**Exercises**
(1) Do these statements agree with the C# overflow question? For each, answer yes or no and quote the words of the text that decide it.
(a) The variable x starts out as int.MinValue.
(b) The comment on the second try says the final result of -x-1 does not fit in an integer.
(c) The question asks whether the behavior is a bug in C# overflow checking or something tied to processor architecture.
(2) Can you write out the C# overflow question again, starting with "int x = int.MinValue;" and going on through "value does not.", and switch "OverflowException" to "ArithmeticException" throughout?

**Selected passage**
^^^^

Why C# checked keyword does not treat -1 - int.MinValue as overflow?

int x = int.MinValue;
int y;

checked {
    // Overflow. 2^31 cannot be represented in signed integer.
    try { y = -x; } catch (OverflowException) { Console.WriteLine ("Overflow 1"); }

    // Overflow. Though the final result (2^31-1) fit in an integer, the intermediate value does not.
    try { y = -x-1; } catch (OverflowException) { Console.WriteLine ("Overflow 2"); }

    // No overflow. Please explain.
    try { y = -1-x; } catch (OverflowException) { Console.WriteLine ("Overflow 3"); }
}

Output:

Overflow 1
Overflow 2

Is this a bug in C# overflow checking, or something related to processor architecture?

^^^^

**Extracted data**
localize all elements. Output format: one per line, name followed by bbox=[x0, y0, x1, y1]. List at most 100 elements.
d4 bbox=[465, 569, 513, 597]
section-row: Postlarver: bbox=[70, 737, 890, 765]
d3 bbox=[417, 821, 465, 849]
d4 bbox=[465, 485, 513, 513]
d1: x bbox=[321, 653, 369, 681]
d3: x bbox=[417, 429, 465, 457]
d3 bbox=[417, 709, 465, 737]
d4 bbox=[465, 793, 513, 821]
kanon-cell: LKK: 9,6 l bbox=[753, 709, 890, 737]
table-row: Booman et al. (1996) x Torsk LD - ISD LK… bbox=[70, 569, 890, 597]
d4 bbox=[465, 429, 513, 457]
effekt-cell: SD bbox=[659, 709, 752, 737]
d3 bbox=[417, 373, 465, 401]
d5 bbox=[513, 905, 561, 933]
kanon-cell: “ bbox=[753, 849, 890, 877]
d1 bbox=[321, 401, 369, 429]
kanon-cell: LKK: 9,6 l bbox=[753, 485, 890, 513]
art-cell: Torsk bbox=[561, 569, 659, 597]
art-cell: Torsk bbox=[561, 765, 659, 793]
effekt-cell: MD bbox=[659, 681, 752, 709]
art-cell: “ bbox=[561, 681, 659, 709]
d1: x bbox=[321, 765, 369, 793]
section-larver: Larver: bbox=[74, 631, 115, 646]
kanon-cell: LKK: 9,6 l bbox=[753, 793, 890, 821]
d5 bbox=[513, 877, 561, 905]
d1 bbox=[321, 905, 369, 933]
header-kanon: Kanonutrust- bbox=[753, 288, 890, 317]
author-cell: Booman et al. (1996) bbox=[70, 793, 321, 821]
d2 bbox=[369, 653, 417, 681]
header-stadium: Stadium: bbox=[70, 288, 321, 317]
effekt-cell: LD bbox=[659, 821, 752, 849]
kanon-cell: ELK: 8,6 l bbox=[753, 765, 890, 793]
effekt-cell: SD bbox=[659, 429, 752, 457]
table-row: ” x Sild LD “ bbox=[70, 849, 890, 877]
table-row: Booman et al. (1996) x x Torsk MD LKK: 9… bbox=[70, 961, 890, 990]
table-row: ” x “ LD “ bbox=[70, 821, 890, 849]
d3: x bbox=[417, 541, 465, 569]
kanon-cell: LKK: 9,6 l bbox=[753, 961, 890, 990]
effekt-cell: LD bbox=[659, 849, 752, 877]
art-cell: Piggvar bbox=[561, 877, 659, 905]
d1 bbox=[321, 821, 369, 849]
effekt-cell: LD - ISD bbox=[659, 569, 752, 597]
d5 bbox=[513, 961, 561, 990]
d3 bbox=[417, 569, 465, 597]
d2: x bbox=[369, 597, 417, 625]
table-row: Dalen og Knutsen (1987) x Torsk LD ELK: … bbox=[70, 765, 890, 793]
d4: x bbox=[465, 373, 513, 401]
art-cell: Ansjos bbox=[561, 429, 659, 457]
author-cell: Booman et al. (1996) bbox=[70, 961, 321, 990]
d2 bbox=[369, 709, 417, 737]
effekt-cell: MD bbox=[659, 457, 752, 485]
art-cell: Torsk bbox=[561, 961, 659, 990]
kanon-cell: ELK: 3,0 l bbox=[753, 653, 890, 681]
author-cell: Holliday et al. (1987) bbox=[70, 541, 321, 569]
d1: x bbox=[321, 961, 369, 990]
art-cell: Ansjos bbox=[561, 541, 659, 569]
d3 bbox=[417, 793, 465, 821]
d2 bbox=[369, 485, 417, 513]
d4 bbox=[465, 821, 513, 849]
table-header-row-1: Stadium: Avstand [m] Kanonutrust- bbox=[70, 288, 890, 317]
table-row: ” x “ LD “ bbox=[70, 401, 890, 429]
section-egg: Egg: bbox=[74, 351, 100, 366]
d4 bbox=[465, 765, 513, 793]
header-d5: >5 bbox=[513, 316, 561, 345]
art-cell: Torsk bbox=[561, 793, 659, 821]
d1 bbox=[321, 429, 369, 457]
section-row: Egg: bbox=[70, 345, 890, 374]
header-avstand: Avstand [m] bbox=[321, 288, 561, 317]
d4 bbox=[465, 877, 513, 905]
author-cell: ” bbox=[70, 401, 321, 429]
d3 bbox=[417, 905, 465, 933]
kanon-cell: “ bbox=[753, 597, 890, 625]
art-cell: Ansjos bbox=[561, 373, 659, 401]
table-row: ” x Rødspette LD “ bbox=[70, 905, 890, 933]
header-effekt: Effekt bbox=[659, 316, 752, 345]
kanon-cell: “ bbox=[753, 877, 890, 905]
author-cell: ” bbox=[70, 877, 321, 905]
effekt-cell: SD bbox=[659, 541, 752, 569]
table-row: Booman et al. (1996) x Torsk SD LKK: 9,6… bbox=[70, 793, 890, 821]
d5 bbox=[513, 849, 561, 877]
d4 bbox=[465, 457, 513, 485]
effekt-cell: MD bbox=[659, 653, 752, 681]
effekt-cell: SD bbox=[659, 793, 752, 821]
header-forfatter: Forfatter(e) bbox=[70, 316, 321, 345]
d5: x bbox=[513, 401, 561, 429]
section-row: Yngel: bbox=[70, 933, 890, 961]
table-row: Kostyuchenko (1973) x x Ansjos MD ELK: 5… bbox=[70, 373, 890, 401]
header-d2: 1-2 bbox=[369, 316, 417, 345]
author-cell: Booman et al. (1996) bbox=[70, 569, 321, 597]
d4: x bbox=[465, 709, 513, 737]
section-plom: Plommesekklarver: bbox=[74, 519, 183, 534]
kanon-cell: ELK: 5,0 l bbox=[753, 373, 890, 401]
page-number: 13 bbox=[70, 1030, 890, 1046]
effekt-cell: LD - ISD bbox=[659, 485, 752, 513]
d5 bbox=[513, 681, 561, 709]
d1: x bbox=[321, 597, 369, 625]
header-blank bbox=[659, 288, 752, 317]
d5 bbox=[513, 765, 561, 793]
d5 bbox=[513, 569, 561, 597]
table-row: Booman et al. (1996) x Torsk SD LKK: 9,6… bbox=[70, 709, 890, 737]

^^^^

**List of solutions**
(1)
(a) Yes: "int x = int.MinValue;"
(b) No: "Though the final result (2^31-1) fit in an integer, the intermediate value does not."
(c) Yes: "Is this a bug in C# overflow checking, or something related to processor architecture?"

(2)
int x = int.MinValue;
int y;

checked {
    // Overflow. 2^31 cannot be represented in signed integer.
    try { y = -x; } catch (ArithmeticException) { Console.WriteLine ("Overflow 1"); }

    // Overflow. Though the final result (2^31-1) fit in an integer, the intermediate value does not.